··· Listed entries
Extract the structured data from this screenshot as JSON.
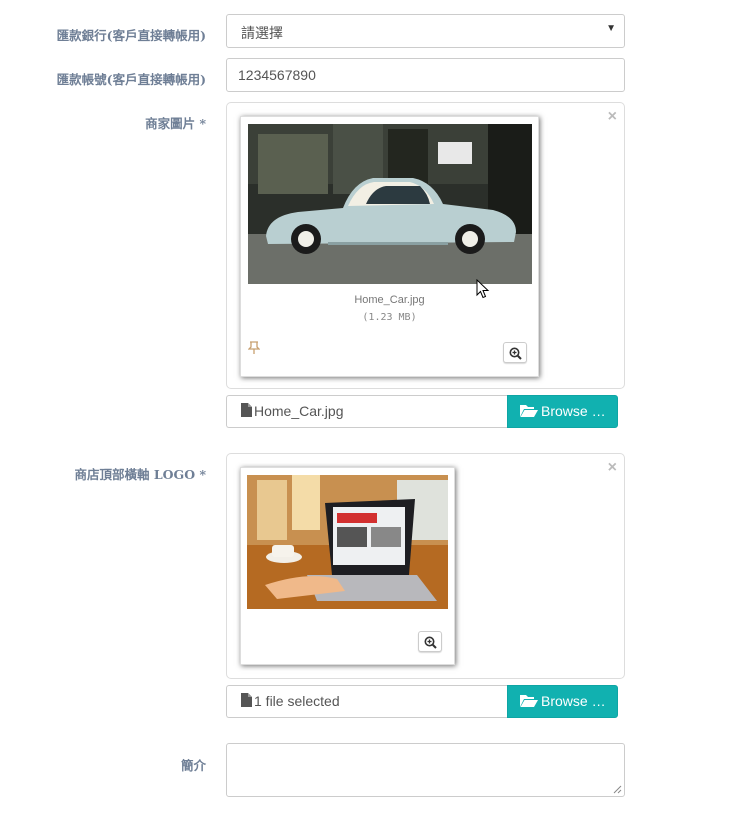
{
  "bank": {
    "label": "匯款銀行(客戶直接轉帳用)",
    "selected": "請選擇"
  },
  "account": {
    "label": "匯款帳號(客戶直接轉帳用)",
    "value": "1234567890"
  },
  "merchant_image": {
    "label": "商家圖片 *",
    "file_caption": "Home_Car.jpg",
    "file_size": "(1.23 MB)",
    "file_input_text": "Home_Car.jpg",
    "browse_label": "Browse …"
  },
  "banner_logo": {
    "label": "商店頂部橫軸 LOGO *",
    "file_input_text": "1 file selected",
    "browse_label": "Browse …"
  },
  "intro": {
    "label": "簡介",
    "value": ""
  },
  "colors": {
    "label_text": "#6f7f96",
    "browse_button": "#11b1b0"
  },
  "icons": [
    "chevron-down-icon",
    "close-icon",
    "zoom-in-icon",
    "drag-handle-icon",
    "file-icon",
    "folder-open-icon",
    "mouse-cursor-icon",
    "resize-grip-icon"
  ]
}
······
• Exercise prompt: Set down the complete material exactly, but do not include the images.

• Task result:
Extract the structured data from this screenshot as JSON.
{
  "bank": {
    "label": "匯款銀行(客戶直接轉帳用)",
    "selected": "請選擇"
  },
  "account": {
    "label": "匯款帳號(客戶直接轉帳用)",
    "value": "1234567890"
  },
  "merchant_image": {
    "label": "商家圖片 *",
    "file_caption": "Home_Car.jpg",
    "file_size": "(1.23 MB)",
    "file_input_text": "Home_Car.jpg",
    "browse_label": "Browse …"
  },
  "banner_logo": {
    "label": "商店頂部橫軸 LOGO *",
    "file_input_text": "1 file selected",
    "browse_label": "Browse …"
  },
  "intro": {
    "label": "簡介",
    "value": ""
  },
  "colors": {
    "label_text": "#6f7f96",
    "browse_button": "#11b1b0"
  },
  "icons": [
    "chevron-down-icon",
    "close-icon",
    "zoom-in-icon",
    "drag-handle-icon",
    "file-icon",
    "folder-open-icon",
    "mouse-cursor-icon",
    "resize-grip-icon"
  ]
}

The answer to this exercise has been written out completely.